◆ Input records
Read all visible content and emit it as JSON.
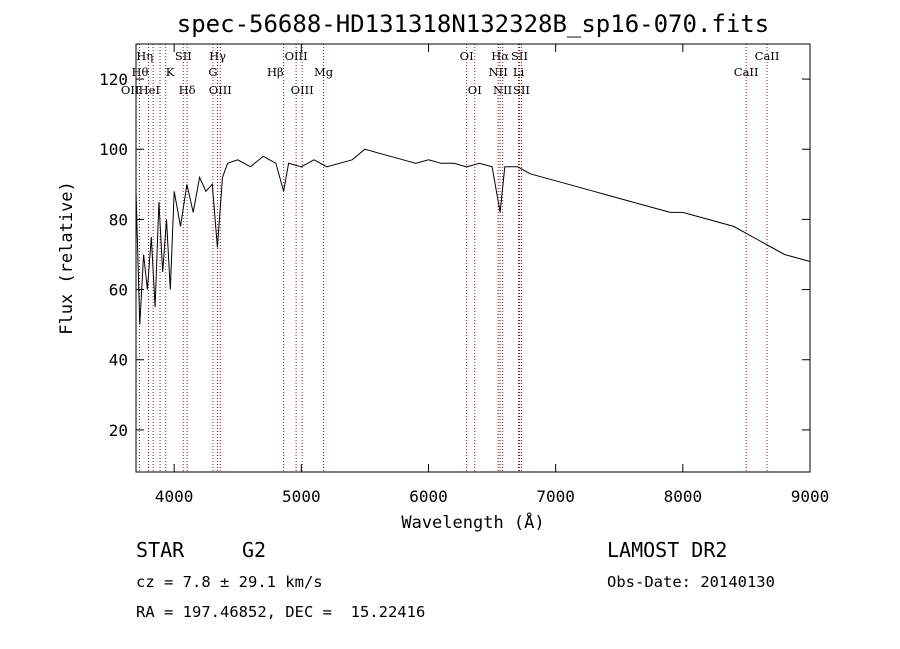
{
  "chart_data": {
    "type": "line",
    "title": "spec-56688-HD131318N132328B_sp16-070.fits",
    "xlabel": "Wavelength (Å)",
    "ylabel": "Flux (relative)",
    "xlim": [
      3700,
      9000
    ],
    "ylim": [
      8,
      130
    ],
    "xticks": [
      4000,
      5000,
      6000,
      7000,
      8000,
      9000
    ],
    "yticks": [
      20,
      40,
      60,
      80,
      100,
      120
    ],
    "grid": false,
    "line_color": "#000000",
    "marker_color": "#8b1a1a",
    "series": [
      {
        "x": [
          3700,
          3730,
          3760,
          3790,
          3820,
          3850,
          3880,
          3910,
          3940,
          3970,
          4000,
          4050,
          4100,
          4150,
          4200,
          4250,
          4300,
          4340,
          4380,
          4420,
          4500,
          4600,
          4700,
          4800,
          4861,
          4900,
          5000,
          5100,
          5200,
          5300,
          5400,
          5500,
          5600,
          5700,
          5800,
          5900,
          6000,
          6100,
          6200,
          6300,
          6400,
          6500,
          6563,
          6600,
          6700,
          6800,
          6900,
          7000,
          7100,
          7200,
          7300,
          7400,
          7500,
          7600,
          7700,
          7800,
          7900,
          8000,
          8100,
          8200,
          8300,
          8400,
          8500,
          8600,
          8700,
          8800,
          8900,
          9000
        ],
        "y": [
          88,
          50,
          70,
          60,
          75,
          55,
          85,
          65,
          80,
          60,
          88,
          78,
          90,
          82,
          92,
          88,
          90,
          72,
          92,
          96,
          97,
          95,
          98,
          96,
          88,
          96,
          95,
          97,
          95,
          96,
          97,
          100,
          99,
          98,
          97,
          96,
          97,
          96,
          96,
          95,
          96,
          95,
          82,
          95,
          95,
          93,
          92,
          91,
          90,
          89,
          88,
          87,
          86,
          85,
          84,
          83,
          82,
          82,
          81,
          80,
          79,
          78,
          76,
          74,
          72,
          70,
          69,
          68
        ]
      }
    ],
    "line_markers": [
      {
        "label": "Hη",
        "wl": 3835,
        "row": 0,
        "align": "end"
      },
      {
        "label": "Hθ",
        "wl": 3798,
        "row": 1,
        "align": "end"
      },
      {
        "label": "OII",
        "wl": 3727,
        "row": 2,
        "align": "end"
      },
      {
        "label": "HeI",
        "wl": 3889,
        "row": 2,
        "align": "end"
      },
      {
        "label": "K",
        "wl": 3934,
        "row": 1,
        "align": "start"
      },
      {
        "label": "SII",
        "wl": 4072,
        "row": 0,
        "align": "middle"
      },
      {
        "label": "Hδ",
        "wl": 4102,
        "row": 2,
        "align": "middle"
      },
      {
        "label": "Hγ",
        "wl": 4341,
        "row": 0,
        "align": "middle"
      },
      {
        "label": "G",
        "wl": 4305,
        "row": 1,
        "align": "middle"
      },
      {
        "label": "OIII",
        "wl": 4363,
        "row": 2,
        "align": "middle"
      },
      {
        "label": "OIII",
        "wl": 4959,
        "row": 0,
        "align": "middle"
      },
      {
        "label": "Hβ",
        "wl": 4861,
        "row": 1,
        "align": "end"
      },
      {
        "label": "OIII",
        "wl": 5007,
        "row": 2,
        "align": "middle"
      },
      {
        "label": "Mg",
        "wl": 5175,
        "row": 1,
        "align": "middle"
      },
      {
        "label": "OI",
        "wl": 6300,
        "row": 0,
        "align": "middle"
      },
      {
        "label": "OI",
        "wl": 6364,
        "row": 2,
        "align": "middle"
      },
      {
        "label": "Hα",
        "wl": 6563,
        "row": 0,
        "align": "middle"
      },
      {
        "label": "SII",
        "wl": 6716,
        "row": 0,
        "align": "middle"
      },
      {
        "label": "NII",
        "wl": 6548,
        "row": 1,
        "align": "middle"
      },
      {
        "label": "Li",
        "wl": 6708,
        "row": 1,
        "align": "middle"
      },
      {
        "label": "NII",
        "wl": 6583,
        "row": 2,
        "align": "middle"
      },
      {
        "label": "SII",
        "wl": 6731,
        "row": 2,
        "align": "middle"
      },
      {
        "label": "CaII",
        "wl": 8662,
        "row": 0,
        "align": "middle"
      },
      {
        "label": "CaII",
        "wl": 8498,
        "row": 1,
        "align": "middle"
      }
    ]
  },
  "info": {
    "class_label": "STAR",
    "subclass": "G2",
    "survey": "LAMOST DR2",
    "cz": "cz = 7.8 ± 29.1 km/s",
    "obs_date": "Obs-Date: 20140130",
    "radec": "RA = 197.46852, DEC =  15.22416"
  }
}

◆ Aim of the exercise
Print out the material word for word, omitting the pictures.

◆ In response
Read all visible content and emit it as JSON.
{
  "chart_data": {
    "type": "line",
    "title": "spec-56688-HD131318N132328B_sp16-070.fits",
    "xlabel": "Wavelength (Å)",
    "ylabel": "Flux (relative)",
    "xlim": [
      3700,
      9000
    ],
    "ylim": [
      8,
      130
    ],
    "xticks": [
      4000,
      5000,
      6000,
      7000,
      8000,
      9000
    ],
    "yticks": [
      20,
      40,
      60,
      80,
      100,
      120
    ],
    "grid": false,
    "line_color": "#000000",
    "marker_color": "#8b1a1a",
    "series": [
      {
        "x": [
          3700,
          3730,
          3760,
          3790,
          3820,
          3850,
          3880,
          3910,
          3940,
          3970,
          4000,
          4050,
          4100,
          4150,
          4200,
          4250,
          4300,
          4340,
          4380,
          4420,
          4500,
          4600,
          4700,
          4800,
          4861,
          4900,
          5000,
          5100,
          5200,
          5300,
          5400,
          5500,
          5600,
          5700,
          5800,
          5900,
          6000,
          6100,
          6200,
          6300,
          6400,
          6500,
          6563,
          6600,
          6700,
          6800,
          6900,
          7000,
          7100,
          7200,
          7300,
          7400,
          7500,
          7600,
          7700,
          7800,
          7900,
          8000,
          8100,
          8200,
          8300,
          8400,
          8500,
          8600,
          8700,
          8800,
          8900,
          9000
        ],
        "y": [
          88,
          50,
          70,
          60,
          75,
          55,
          85,
          65,
          80,
          60,
          88,
          78,
          90,
          82,
          92,
          88,
          90,
          72,
          92,
          96,
          97,
          95,
          98,
          96,
          88,
          96,
          95,
          97,
          95,
          96,
          97,
          100,
          99,
          98,
          97,
          96,
          97,
          96,
          96,
          95,
          96,
          95,
          82,
          95,
          95,
          93,
          92,
          91,
          90,
          89,
          88,
          87,
          86,
          85,
          84,
          83,
          82,
          82,
          81,
          80,
          79,
          78,
          76,
          74,
          72,
          70,
          69,
          68
        ]
      }
    ],
    "line_markers": [
      {
        "label": "Hη",
        "wl": 3835,
        "row": 0,
        "align": "end"
      },
      {
        "label": "Hθ",
        "wl": 3798,
        "row": 1,
        "align": "end"
      },
      {
        "label": "OII",
        "wl": 3727,
        "row": 2,
        "align": "end"
      },
      {
        "label": "HeI",
        "wl": 3889,
        "row": 2,
        "align": "end"
      },
      {
        "label": "K",
        "wl": 3934,
        "row": 1,
        "align": "start"
      },
      {
        "label": "SII",
        "wl": 4072,
        "row": 0,
        "align": "middle"
      },
      {
        "label": "Hδ",
        "wl": 4102,
        "row": 2,
        "align": "middle"
      },
      {
        "label": "Hγ",
        "wl": 4341,
        "row": 0,
        "align": "middle"
      },
      {
        "label": "G",
        "wl": 4305,
        "row": 1,
        "align": "middle"
      },
      {
        "label": "OIII",
        "wl": 4363,
        "row": 2,
        "align": "middle"
      },
      {
        "label": "OIII",
        "wl": 4959,
        "row": 0,
        "align": "middle"
      },
      {
        "label": "Hβ",
        "wl": 4861,
        "row": 1,
        "align": "end"
      },
      {
        "label": "OIII",
        "wl": 5007,
        "row": 2,
        "align": "middle"
      },
      {
        "label": "Mg",
        "wl": 5175,
        "row": 1,
        "align": "middle"
      },
      {
        "label": "OI",
        "wl": 6300,
        "row": 0,
        "align": "middle"
      },
      {
        "label": "OI",
        "wl": 6364,
        "row": 2,
        "align": "middle"
      },
      {
        "label": "Hα",
        "wl": 6563,
        "row": 0,
        "align": "middle"
      },
      {
        "label": "SII",
        "wl": 6716,
        "row": 0,
        "align": "middle"
      },
      {
        "label": "NII",
        "wl": 6548,
        "row": 1,
        "align": "middle"
      },
      {
        "label": "Li",
        "wl": 6708,
        "row": 1,
        "align": "middle"
      },
      {
        "label": "NII",
        "wl": 6583,
        "row": 2,
        "align": "middle"
      },
      {
        "label": "SII",
        "wl": 6731,
        "row": 2,
        "align": "middle"
      },
      {
        "label": "CaII",
        "wl": 8662,
        "row": 0,
        "align": "middle"
      },
      {
        "label": "CaII",
        "wl": 8498,
        "row": 1,
        "align": "middle"
      }
    ]
  },
  "info": {
    "class_label": "STAR",
    "subclass": "G2",
    "survey": "LAMOST DR2",
    "cz": "cz = 7.8 ± 29.1 km/s",
    "obs_date": "Obs-Date: 20140130",
    "radec": "RA = 197.46852, DEC =  15.22416"
  }
}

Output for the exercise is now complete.